## Exercise description:
Return every line below as is, leaving out the pictures.

(Extracted data entries)
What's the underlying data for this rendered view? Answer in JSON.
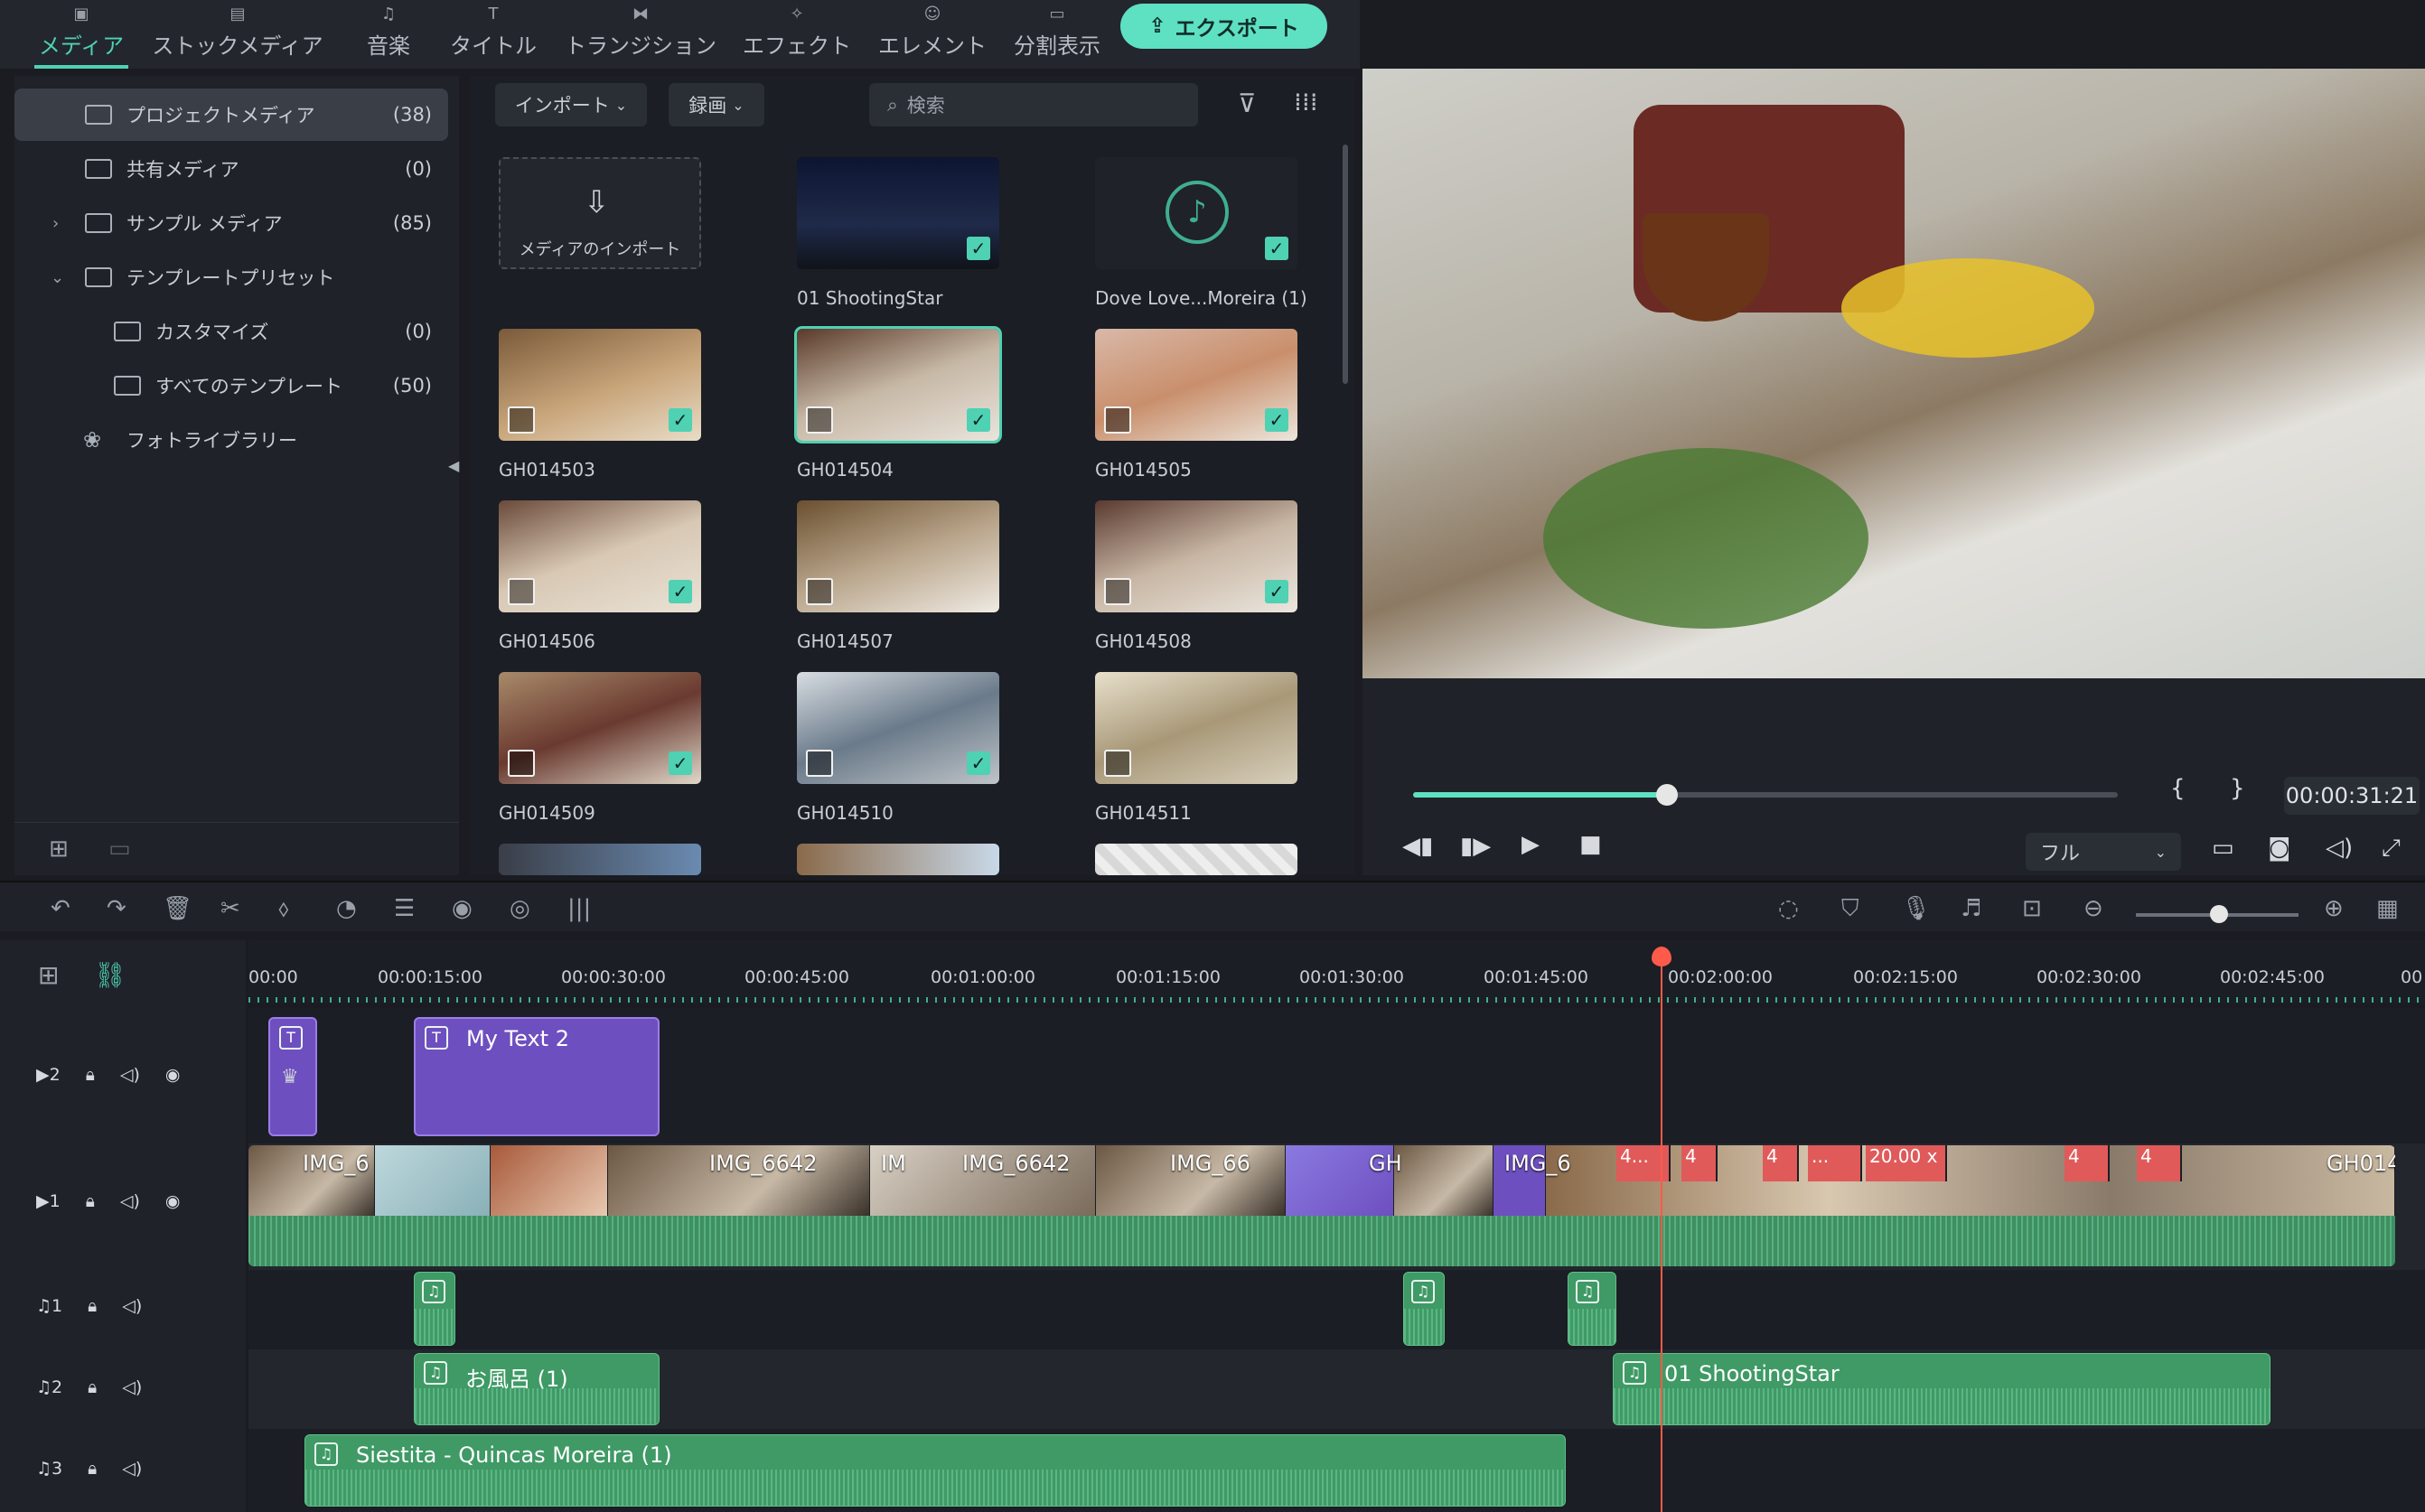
{
  "nav": {
    "tabs": [
      {
        "label": "メディア",
        "icon": "media-icon",
        "active": true
      },
      {
        "label": "ストックメディア",
        "icon": "stock-icon"
      },
      {
        "label": "音楽",
        "icon": "music-icon"
      },
      {
        "label": "タイトル",
        "icon": "title-icon"
      },
      {
        "label": "トランジション",
        "icon": "transition-icon"
      },
      {
        "label": "エフェクト",
        "icon": "effect-icon"
      },
      {
        "label": "エレメント",
        "icon": "element-icon"
      },
      {
        "label": "分割表示",
        "icon": "split-icon"
      }
    ],
    "export_label": "エクスポート"
  },
  "library": {
    "items": [
      {
        "label": "プロジェクトメディア",
        "count": "(38)"
      },
      {
        "label": "共有メディア",
        "count": "(0)"
      },
      {
        "label": "サンプル メディア",
        "count": "(85)"
      },
      {
        "label": "テンプレートプリセット",
        "count": ""
      },
      {
        "label": "カスタマイズ",
        "count": "(0)"
      },
      {
        "label": "すべてのテンプレート",
        "count": "(50)"
      },
      {
        "label": "フォトライブラリー",
        "count": ""
      }
    ]
  },
  "media": {
    "import_label": "インポート",
    "record_label": "録画",
    "search_placeholder": "検索",
    "import_tile_label": "メディアのインポート",
    "items": [
      {
        "name": "01 ShootingStar"
      },
      {
        "name": "Dove Love...Moreira (1)"
      },
      {
        "name": "GH014503"
      },
      {
        "name": "GH014504"
      },
      {
        "name": "GH014505"
      },
      {
        "name": "GH014506"
      },
      {
        "name": "GH014507"
      },
      {
        "name": "GH014508"
      },
      {
        "name": "GH014509"
      },
      {
        "name": "GH014510"
      },
      {
        "name": "GH014511"
      }
    ]
  },
  "player": {
    "timecode": "00:00:31:21",
    "quality": "フル",
    "progress": 0.36
  },
  "ruler": {
    "ticks": [
      "00:00",
      "00:00:15:00",
      "00:00:30:00",
      "00:00:45:00",
      "00:01:00:00",
      "00:01:15:00",
      "00:01:30:00",
      "00:01:45:00",
      "00:02:00:00",
      "00:02:15:00",
      "00:02:30:00",
      "00:02:45:00",
      "00"
    ]
  },
  "tracks": {
    "video2": {
      "num": "2",
      "title_clip": "My Text 2"
    },
    "video1": {
      "num": "1",
      "labels": [
        "IMG_6",
        "IMG_6642",
        "IM",
        "IMG_6642",
        "IMG_66",
        "GH",
        "IMG_6",
        "GH014"
      ],
      "speed": "20.00 x",
      "red": [
        "4...",
        "4",
        "4",
        "...",
        "4",
        "4"
      ]
    },
    "audio1": {
      "num": "1"
    },
    "audio2": {
      "num": "2",
      "clip1": "お風呂 (1)",
      "clip2": "01 ShootingStar"
    },
    "audio3": {
      "num": "3",
      "clip": "Siestita - Quincas Moreira (1)"
    }
  }
}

## Task output:
What's the underlying data for this rendered view? Answer in JSON.
{
  "nav": {
    "tabs": [
      {
        "label": "メディア",
        "icon": "media-icon",
        "active": true
      },
      {
        "label": "ストックメディア",
        "icon": "stock-icon"
      },
      {
        "label": "音楽",
        "icon": "music-icon"
      },
      {
        "label": "タイトル",
        "icon": "title-icon"
      },
      {
        "label": "トランジション",
        "icon": "transition-icon"
      },
      {
        "label": "エフェクト",
        "icon": "effect-icon"
      },
      {
        "label": "エレメント",
        "icon": "element-icon"
      },
      {
        "label": "分割表示",
        "icon": "split-icon"
      }
    ],
    "export_label": "エクスポート"
  },
  "library": {
    "items": [
      {
        "label": "プロジェクトメディア",
        "count": "(38)"
      },
      {
        "label": "共有メディア",
        "count": "(0)"
      },
      {
        "label": "サンプル メディア",
        "count": "(85)"
      },
      {
        "label": "テンプレートプリセット",
        "count": ""
      },
      {
        "label": "カスタマイズ",
        "count": "(0)"
      },
      {
        "label": "すべてのテンプレート",
        "count": "(50)"
      },
      {
        "label": "フォトライブラリー",
        "count": ""
      }
    ]
  },
  "media": {
    "import_label": "インポート",
    "record_label": "録画",
    "search_placeholder": "検索",
    "import_tile_label": "メディアのインポート",
    "items": [
      {
        "name": "01 ShootingStar"
      },
      {
        "name": "Dove Love...Moreira (1)"
      },
      {
        "name": "GH014503"
      },
      {
        "name": "GH014504"
      },
      {
        "name": "GH014505"
      },
      {
        "name": "GH014506"
      },
      {
        "name": "GH014507"
      },
      {
        "name": "GH014508"
      },
      {
        "name": "GH014509"
      },
      {
        "name": "GH014510"
      },
      {
        "name": "GH014511"
      }
    ]
  },
  "player": {
    "timecode": "00:00:31:21",
    "quality": "フル",
    "progress": 0.36
  },
  "ruler": {
    "ticks": [
      "00:00",
      "00:00:15:00",
      "00:00:30:00",
      "00:00:45:00",
      "00:01:00:00",
      "00:01:15:00",
      "00:01:30:00",
      "00:01:45:00",
      "00:02:00:00",
      "00:02:15:00",
      "00:02:30:00",
      "00:02:45:00",
      "00"
    ]
  },
  "tracks": {
    "video2": {
      "num": "2",
      "title_clip": "My Text 2"
    },
    "video1": {
      "num": "1",
      "labels": [
        "IMG_6",
        "IMG_6642",
        "IM",
        "IMG_6642",
        "IMG_66",
        "GH",
        "IMG_6",
        "GH014"
      ],
      "speed": "20.00 x",
      "red": [
        "4...",
        "4",
        "4",
        "...",
        "4",
        "4"
      ]
    },
    "audio1": {
      "num": "1"
    },
    "audio2": {
      "num": "2",
      "clip1": "お風呂 (1)",
      "clip2": "01 ShootingStar"
    },
    "audio3": {
      "num": "3",
      "clip": "Siestita - Quincas Moreira (1)"
    }
  }
}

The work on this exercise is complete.